AIM OF THE TASK ▸
Please print all of the material below, word for word.

Stored entries:
════════════════

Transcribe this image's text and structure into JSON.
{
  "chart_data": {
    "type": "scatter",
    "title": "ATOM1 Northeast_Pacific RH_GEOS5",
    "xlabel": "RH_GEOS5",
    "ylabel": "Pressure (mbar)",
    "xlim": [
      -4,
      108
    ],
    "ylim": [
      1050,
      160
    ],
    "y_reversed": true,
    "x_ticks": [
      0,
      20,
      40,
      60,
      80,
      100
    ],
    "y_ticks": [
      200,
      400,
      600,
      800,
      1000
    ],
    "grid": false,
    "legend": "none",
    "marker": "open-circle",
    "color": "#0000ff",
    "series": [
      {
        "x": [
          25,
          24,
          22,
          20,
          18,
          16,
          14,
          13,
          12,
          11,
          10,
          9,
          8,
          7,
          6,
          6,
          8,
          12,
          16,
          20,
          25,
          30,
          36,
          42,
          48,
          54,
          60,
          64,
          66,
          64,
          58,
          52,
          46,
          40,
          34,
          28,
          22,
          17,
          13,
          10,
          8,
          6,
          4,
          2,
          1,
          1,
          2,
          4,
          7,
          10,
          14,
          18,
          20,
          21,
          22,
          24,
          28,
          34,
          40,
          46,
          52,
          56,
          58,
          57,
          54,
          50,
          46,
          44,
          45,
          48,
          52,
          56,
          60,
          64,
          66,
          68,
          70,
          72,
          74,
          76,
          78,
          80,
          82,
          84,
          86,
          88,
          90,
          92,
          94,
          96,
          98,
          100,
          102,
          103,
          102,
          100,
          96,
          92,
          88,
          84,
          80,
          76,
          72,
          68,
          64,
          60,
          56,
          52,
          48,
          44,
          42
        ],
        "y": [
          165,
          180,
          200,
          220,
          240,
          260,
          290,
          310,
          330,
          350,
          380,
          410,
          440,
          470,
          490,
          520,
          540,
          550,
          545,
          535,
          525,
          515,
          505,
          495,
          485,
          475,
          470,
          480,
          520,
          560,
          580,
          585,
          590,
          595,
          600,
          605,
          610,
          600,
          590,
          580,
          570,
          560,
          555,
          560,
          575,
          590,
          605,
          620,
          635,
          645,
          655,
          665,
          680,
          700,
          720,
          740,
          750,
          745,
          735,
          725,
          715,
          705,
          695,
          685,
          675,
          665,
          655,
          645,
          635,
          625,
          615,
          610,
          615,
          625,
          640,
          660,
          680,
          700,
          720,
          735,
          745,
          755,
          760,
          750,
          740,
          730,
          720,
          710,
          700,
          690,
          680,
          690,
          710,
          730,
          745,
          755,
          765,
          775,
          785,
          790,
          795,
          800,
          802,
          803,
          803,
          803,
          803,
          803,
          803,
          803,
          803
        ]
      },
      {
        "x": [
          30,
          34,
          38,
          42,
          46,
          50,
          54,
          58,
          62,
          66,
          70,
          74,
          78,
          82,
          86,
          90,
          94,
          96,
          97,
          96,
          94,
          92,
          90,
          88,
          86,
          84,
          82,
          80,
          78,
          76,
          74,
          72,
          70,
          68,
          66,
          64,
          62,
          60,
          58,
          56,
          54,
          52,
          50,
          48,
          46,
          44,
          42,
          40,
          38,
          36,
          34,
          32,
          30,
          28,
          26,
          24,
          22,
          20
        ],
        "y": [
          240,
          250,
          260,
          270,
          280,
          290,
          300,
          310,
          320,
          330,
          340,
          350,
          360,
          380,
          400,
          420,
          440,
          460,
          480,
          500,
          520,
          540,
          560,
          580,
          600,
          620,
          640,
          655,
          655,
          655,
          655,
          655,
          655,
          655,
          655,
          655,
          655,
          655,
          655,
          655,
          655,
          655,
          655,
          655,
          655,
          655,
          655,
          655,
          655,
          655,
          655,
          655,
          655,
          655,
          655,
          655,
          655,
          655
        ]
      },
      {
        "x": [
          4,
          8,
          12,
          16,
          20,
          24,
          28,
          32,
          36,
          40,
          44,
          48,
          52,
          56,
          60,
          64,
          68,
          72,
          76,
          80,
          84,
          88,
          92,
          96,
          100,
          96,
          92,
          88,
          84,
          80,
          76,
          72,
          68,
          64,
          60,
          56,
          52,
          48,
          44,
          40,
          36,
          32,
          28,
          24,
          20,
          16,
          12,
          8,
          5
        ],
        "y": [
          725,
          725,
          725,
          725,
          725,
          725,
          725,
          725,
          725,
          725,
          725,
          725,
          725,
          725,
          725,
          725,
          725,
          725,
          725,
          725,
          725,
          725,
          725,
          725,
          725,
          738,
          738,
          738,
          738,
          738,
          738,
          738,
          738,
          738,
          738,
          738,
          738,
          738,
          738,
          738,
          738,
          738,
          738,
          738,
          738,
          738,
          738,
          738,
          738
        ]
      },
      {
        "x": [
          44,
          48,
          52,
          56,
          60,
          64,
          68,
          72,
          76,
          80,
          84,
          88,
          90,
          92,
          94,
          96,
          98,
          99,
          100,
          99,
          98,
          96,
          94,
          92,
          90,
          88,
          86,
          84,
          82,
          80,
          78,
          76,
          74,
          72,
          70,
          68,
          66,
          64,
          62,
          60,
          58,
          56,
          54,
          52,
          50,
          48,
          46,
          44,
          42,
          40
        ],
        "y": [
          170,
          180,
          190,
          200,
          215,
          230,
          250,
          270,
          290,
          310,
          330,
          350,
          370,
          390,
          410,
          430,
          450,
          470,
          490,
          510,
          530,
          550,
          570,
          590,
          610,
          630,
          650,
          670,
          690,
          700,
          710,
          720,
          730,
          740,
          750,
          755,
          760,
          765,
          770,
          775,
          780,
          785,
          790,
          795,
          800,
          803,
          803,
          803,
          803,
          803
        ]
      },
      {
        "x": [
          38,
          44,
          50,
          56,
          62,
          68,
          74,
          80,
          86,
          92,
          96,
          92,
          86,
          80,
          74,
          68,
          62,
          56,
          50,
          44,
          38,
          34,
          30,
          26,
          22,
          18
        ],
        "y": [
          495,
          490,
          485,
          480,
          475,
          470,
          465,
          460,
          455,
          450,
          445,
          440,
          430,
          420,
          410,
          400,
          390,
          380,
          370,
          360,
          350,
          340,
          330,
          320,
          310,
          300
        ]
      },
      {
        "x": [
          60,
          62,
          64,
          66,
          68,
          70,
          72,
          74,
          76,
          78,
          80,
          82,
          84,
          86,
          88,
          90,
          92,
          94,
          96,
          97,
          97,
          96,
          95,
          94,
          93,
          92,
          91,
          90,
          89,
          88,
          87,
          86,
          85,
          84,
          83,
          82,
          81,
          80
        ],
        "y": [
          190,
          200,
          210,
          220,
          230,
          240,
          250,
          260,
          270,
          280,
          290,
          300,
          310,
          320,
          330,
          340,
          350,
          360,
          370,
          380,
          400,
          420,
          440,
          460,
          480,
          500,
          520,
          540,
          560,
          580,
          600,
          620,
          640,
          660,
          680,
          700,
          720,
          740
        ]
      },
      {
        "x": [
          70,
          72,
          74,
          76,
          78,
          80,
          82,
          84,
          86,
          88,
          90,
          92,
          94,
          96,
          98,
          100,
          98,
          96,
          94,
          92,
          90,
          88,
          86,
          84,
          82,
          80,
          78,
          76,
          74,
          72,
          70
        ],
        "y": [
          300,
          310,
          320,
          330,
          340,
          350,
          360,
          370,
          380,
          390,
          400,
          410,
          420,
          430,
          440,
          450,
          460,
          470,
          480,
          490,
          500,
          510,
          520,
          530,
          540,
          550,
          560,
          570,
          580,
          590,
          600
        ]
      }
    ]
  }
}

════════════════

SOLUTION TO THIS EXERCISE ▸
Transcribe this image's text and structure into JSON.
{
  "chart_data": {
    "type": "scatter",
    "title": "ATOM1 Northeast_Pacific RH_GEOS5",
    "xlabel": "RH_GEOS5",
    "ylabel": "Pressure (mbar)",
    "xlim": [
      -4,
      108
    ],
    "ylim": [
      1050,
      160
    ],
    "y_reversed": true,
    "x_ticks": [
      0,
      20,
      40,
      60,
      80,
      100
    ],
    "y_ticks": [
      200,
      400,
      600,
      800,
      1000
    ],
    "grid": false,
    "legend": "none",
    "marker": "open-circle",
    "color": "#0000ff",
    "series": [
      {
        "x": [
          25,
          24,
          22,
          20,
          18,
          16,
          14,
          13,
          12,
          11,
          10,
          9,
          8,
          7,
          6,
          6,
          8,
          12,
          16,
          20,
          25,
          30,
          36,
          42,
          48,
          54,
          60,
          64,
          66,
          64,
          58,
          52,
          46,
          40,
          34,
          28,
          22,
          17,
          13,
          10,
          8,
          6,
          4,
          2,
          1,
          1,
          2,
          4,
          7,
          10,
          14,
          18,
          20,
          21,
          22,
          24,
          28,
          34,
          40,
          46,
          52,
          56,
          58,
          57,
          54,
          50,
          46,
          44,
          45,
          48,
          52,
          56,
          60,
          64,
          66,
          68,
          70,
          72,
          74,
          76,
          78,
          80,
          82,
          84,
          86,
          88,
          90,
          92,
          94,
          96,
          98,
          100,
          102,
          103,
          102,
          100,
          96,
          92,
          88,
          84,
          80,
          76,
          72,
          68,
          64,
          60,
          56,
          52,
          48,
          44,
          42
        ],
        "y": [
          165,
          180,
          200,
          220,
          240,
          260,
          290,
          310,
          330,
          350,
          380,
          410,
          440,
          470,
          490,
          520,
          540,
          550,
          545,
          535,
          525,
          515,
          505,
          495,
          485,
          475,
          470,
          480,
          520,
          560,
          580,
          585,
          590,
          595,
          600,
          605,
          610,
          600,
          590,
          580,
          570,
          560,
          555,
          560,
          575,
          590,
          605,
          620,
          635,
          645,
          655,
          665,
          680,
          700,
          720,
          740,
          750,
          745,
          735,
          725,
          715,
          705,
          695,
          685,
          675,
          665,
          655,
          645,
          635,
          625,
          615,
          610,
          615,
          625,
          640,
          660,
          680,
          700,
          720,
          735,
          745,
          755,
          760,
          750,
          740,
          730,
          720,
          710,
          700,
          690,
          680,
          690,
          710,
          730,
          745,
          755,
          765,
          775,
          785,
          790,
          795,
          800,
          802,
          803,
          803,
          803,
          803,
          803,
          803,
          803,
          803
        ]
      },
      {
        "x": [
          30,
          34,
          38,
          42,
          46,
          50,
          54,
          58,
          62,
          66,
          70,
          74,
          78,
          82,
          86,
          90,
          94,
          96,
          97,
          96,
          94,
          92,
          90,
          88,
          86,
          84,
          82,
          80,
          78,
          76,
          74,
          72,
          70,
          68,
          66,
          64,
          62,
          60,
          58,
          56,
          54,
          52,
          50,
          48,
          46,
          44,
          42,
          40,
          38,
          36,
          34,
          32,
          30,
          28,
          26,
          24,
          22,
          20
        ],
        "y": [
          240,
          250,
          260,
          270,
          280,
          290,
          300,
          310,
          320,
          330,
          340,
          350,
          360,
          380,
          400,
          420,
          440,
          460,
          480,
          500,
          520,
          540,
          560,
          580,
          600,
          620,
          640,
          655,
          655,
          655,
          655,
          655,
          655,
          655,
          655,
          655,
          655,
          655,
          655,
          655,
          655,
          655,
          655,
          655,
          655,
          655,
          655,
          655,
          655,
          655,
          655,
          655,
          655,
          655,
          655,
          655,
          655,
          655
        ]
      },
      {
        "x": [
          4,
          8,
          12,
          16,
          20,
          24,
          28,
          32,
          36,
          40,
          44,
          48,
          52,
          56,
          60,
          64,
          68,
          72,
          76,
          80,
          84,
          88,
          92,
          96,
          100,
          96,
          92,
          88,
          84,
          80,
          76,
          72,
          68,
          64,
          60,
          56,
          52,
          48,
          44,
          40,
          36,
          32,
          28,
          24,
          20,
          16,
          12,
          8,
          5
        ],
        "y": [
          725,
          725,
          725,
          725,
          725,
          725,
          725,
          725,
          725,
          725,
          725,
          725,
          725,
          725,
          725,
          725,
          725,
          725,
          725,
          725,
          725,
          725,
          725,
          725,
          725,
          738,
          738,
          738,
          738,
          738,
          738,
          738,
          738,
          738,
          738,
          738,
          738,
          738,
          738,
          738,
          738,
          738,
          738,
          738,
          738,
          738,
          738,
          738,
          738
        ]
      },
      {
        "x": [
          44,
          48,
          52,
          56,
          60,
          64,
          68,
          72,
          76,
          80,
          84,
          88,
          90,
          92,
          94,
          96,
          98,
          99,
          100,
          99,
          98,
          96,
          94,
          92,
          90,
          88,
          86,
          84,
          82,
          80,
          78,
          76,
          74,
          72,
          70,
          68,
          66,
          64,
          62,
          60,
          58,
          56,
          54,
          52,
          50,
          48,
          46,
          44,
          42,
          40
        ],
        "y": [
          170,
          180,
          190,
          200,
          215,
          230,
          250,
          270,
          290,
          310,
          330,
          350,
          370,
          390,
          410,
          430,
          450,
          470,
          490,
          510,
          530,
          550,
          570,
          590,
          610,
          630,
          650,
          670,
          690,
          700,
          710,
          720,
          730,
          740,
          750,
          755,
          760,
          765,
          770,
          775,
          780,
          785,
          790,
          795,
          800,
          803,
          803,
          803,
          803,
          803
        ]
      },
      {
        "x": [
          38,
          44,
          50,
          56,
          62,
          68,
          74,
          80,
          86,
          92,
          96,
          92,
          86,
          80,
          74,
          68,
          62,
          56,
          50,
          44,
          38,
          34,
          30,
          26,
          22,
          18
        ],
        "y": [
          495,
          490,
          485,
          480,
          475,
          470,
          465,
          460,
          455,
          450,
          445,
          440,
          430,
          420,
          410,
          400,
          390,
          380,
          370,
          360,
          350,
          340,
          330,
          320,
          310,
          300
        ]
      },
      {
        "x": [
          60,
          62,
          64,
          66,
          68,
          70,
          72,
          74,
          76,
          78,
          80,
          82,
          84,
          86,
          88,
          90,
          92,
          94,
          96,
          97,
          97,
          96,
          95,
          94,
          93,
          92,
          91,
          90,
          89,
          88,
          87,
          86,
          85,
          84,
          83,
          82,
          81,
          80
        ],
        "y": [
          190,
          200,
          210,
          220,
          230,
          240,
          250,
          260,
          270,
          280,
          290,
          300,
          310,
          320,
          330,
          340,
          350,
          360,
          370,
          380,
          400,
          420,
          440,
          460,
          480,
          500,
          520,
          540,
          560,
          580,
          600,
          620,
          640,
          660,
          680,
          700,
          720,
          740
        ]
      },
      {
        "x": [
          70,
          72,
          74,
          76,
          78,
          80,
          82,
          84,
          86,
          88,
          90,
          92,
          94,
          96,
          98,
          100,
          98,
          96,
          94,
          92,
          90,
          88,
          86,
          84,
          82,
          80,
          78,
          76,
          74,
          72,
          70
        ],
        "y": [
          300,
          310,
          320,
          330,
          340,
          350,
          360,
          370,
          380,
          390,
          400,
          410,
          420,
          430,
          440,
          450,
          460,
          470,
          480,
          490,
          500,
          510,
          520,
          530,
          540,
          550,
          560,
          570,
          580,
          590,
          600
        ]
      }
    ]
  }
}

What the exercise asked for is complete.